▸ **Set problem**: Return every line of the entries below that contains the string "plot". Treat case as significant when matching.

▸ **Material supplied**:
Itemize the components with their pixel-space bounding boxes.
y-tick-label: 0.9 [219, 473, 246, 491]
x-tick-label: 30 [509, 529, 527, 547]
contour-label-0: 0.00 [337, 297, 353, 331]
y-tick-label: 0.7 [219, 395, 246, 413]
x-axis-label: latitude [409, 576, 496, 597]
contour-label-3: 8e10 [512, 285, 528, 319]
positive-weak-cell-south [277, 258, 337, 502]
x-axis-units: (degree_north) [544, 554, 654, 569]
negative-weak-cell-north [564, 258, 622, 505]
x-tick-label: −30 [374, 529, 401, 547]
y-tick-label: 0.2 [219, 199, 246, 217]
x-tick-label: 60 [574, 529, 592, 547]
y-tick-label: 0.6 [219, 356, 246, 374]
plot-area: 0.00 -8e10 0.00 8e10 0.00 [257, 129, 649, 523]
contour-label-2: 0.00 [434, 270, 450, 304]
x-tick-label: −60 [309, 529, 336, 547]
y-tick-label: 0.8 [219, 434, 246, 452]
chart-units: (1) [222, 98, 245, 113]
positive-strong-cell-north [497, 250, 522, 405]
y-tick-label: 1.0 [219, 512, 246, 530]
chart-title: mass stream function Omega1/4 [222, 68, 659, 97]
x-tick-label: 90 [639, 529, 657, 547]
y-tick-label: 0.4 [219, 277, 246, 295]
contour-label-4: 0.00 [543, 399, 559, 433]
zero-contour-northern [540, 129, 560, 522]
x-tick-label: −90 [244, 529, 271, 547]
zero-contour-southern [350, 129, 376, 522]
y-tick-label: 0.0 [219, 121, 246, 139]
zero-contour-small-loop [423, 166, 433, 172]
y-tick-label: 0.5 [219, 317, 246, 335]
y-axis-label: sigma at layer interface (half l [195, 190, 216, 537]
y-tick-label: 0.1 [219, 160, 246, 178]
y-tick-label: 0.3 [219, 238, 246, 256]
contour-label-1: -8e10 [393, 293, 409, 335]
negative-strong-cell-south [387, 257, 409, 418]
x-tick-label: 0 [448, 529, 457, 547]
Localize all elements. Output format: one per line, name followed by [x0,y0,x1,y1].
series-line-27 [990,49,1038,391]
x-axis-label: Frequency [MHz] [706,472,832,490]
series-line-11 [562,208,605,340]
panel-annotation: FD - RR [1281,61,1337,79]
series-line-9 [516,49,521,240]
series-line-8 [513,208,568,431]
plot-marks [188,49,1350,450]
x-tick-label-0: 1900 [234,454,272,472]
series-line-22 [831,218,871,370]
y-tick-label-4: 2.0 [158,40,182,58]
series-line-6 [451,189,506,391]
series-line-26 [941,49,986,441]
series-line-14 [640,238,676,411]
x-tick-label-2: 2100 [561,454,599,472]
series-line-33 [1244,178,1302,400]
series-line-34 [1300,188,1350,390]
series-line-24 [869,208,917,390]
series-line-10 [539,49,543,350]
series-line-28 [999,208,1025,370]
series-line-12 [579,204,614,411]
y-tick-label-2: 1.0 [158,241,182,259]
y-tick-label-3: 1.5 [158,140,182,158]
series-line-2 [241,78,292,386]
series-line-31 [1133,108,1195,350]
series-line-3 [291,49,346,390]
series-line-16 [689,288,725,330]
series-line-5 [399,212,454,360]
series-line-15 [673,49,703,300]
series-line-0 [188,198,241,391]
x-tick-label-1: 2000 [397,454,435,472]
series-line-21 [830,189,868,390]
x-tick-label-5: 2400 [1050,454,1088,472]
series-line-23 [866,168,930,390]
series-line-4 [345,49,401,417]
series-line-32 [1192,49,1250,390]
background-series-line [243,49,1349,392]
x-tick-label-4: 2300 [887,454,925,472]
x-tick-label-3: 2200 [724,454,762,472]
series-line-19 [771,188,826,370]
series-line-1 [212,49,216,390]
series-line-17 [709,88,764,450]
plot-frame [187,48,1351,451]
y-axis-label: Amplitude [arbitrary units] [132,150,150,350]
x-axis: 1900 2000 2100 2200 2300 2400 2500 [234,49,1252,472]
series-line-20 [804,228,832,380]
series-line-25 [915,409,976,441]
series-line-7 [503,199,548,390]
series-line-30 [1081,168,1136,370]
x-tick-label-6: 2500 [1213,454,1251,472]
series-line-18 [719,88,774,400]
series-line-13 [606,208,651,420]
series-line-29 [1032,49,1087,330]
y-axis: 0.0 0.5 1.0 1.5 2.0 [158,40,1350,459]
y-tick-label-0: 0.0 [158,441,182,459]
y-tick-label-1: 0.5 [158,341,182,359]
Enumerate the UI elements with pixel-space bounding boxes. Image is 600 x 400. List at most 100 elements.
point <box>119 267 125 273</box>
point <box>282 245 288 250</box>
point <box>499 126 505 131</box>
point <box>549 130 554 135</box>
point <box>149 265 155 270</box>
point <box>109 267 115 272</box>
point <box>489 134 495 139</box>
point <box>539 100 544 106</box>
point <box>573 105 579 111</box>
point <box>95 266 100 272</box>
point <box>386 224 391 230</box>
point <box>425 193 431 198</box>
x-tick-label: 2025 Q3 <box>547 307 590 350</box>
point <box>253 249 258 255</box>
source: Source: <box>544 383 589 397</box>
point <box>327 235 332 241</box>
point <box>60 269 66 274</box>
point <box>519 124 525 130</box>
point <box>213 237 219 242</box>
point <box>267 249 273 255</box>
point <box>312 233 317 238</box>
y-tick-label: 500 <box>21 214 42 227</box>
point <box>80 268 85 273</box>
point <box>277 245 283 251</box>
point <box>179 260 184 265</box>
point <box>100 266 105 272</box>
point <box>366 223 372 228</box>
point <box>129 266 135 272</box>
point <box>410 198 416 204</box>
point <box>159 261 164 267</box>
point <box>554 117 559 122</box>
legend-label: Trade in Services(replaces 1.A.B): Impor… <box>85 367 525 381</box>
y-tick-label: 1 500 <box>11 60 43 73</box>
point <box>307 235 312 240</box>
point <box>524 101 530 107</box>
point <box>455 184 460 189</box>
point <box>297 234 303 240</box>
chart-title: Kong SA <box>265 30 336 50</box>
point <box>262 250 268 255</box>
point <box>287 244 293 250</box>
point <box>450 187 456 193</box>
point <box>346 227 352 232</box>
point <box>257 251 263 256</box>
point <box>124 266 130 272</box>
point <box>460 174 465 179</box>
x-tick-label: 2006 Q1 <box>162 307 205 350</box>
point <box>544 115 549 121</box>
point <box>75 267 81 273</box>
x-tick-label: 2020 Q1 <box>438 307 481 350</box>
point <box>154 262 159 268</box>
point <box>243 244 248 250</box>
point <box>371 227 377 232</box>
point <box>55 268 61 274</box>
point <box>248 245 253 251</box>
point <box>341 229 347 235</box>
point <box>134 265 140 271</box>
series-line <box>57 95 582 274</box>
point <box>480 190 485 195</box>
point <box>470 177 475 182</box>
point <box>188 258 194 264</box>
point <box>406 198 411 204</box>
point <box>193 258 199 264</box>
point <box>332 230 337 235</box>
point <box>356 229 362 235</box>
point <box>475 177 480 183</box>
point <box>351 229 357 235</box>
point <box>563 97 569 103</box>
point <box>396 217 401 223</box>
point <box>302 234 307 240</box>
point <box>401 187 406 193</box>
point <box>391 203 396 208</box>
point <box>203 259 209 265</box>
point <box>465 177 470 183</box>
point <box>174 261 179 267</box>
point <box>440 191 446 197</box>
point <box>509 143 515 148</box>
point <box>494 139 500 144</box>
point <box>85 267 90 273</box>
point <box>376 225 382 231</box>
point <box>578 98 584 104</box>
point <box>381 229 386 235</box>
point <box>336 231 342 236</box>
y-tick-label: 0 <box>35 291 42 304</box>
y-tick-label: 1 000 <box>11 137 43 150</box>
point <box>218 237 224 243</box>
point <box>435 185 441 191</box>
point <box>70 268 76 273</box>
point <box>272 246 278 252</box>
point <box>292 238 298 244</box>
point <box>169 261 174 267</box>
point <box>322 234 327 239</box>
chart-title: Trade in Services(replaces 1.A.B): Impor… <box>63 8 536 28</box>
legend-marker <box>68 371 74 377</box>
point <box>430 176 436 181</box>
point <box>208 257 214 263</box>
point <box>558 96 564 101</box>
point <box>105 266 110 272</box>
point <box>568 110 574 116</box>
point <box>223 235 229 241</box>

▸ **Response to the exercise**:
plot-area: 0.00 -8e10 0.00 8e10 0.00 [257, 129, 649, 523]
plot-marks [188,49,1350,450]
plot-frame [187,48,1351,451]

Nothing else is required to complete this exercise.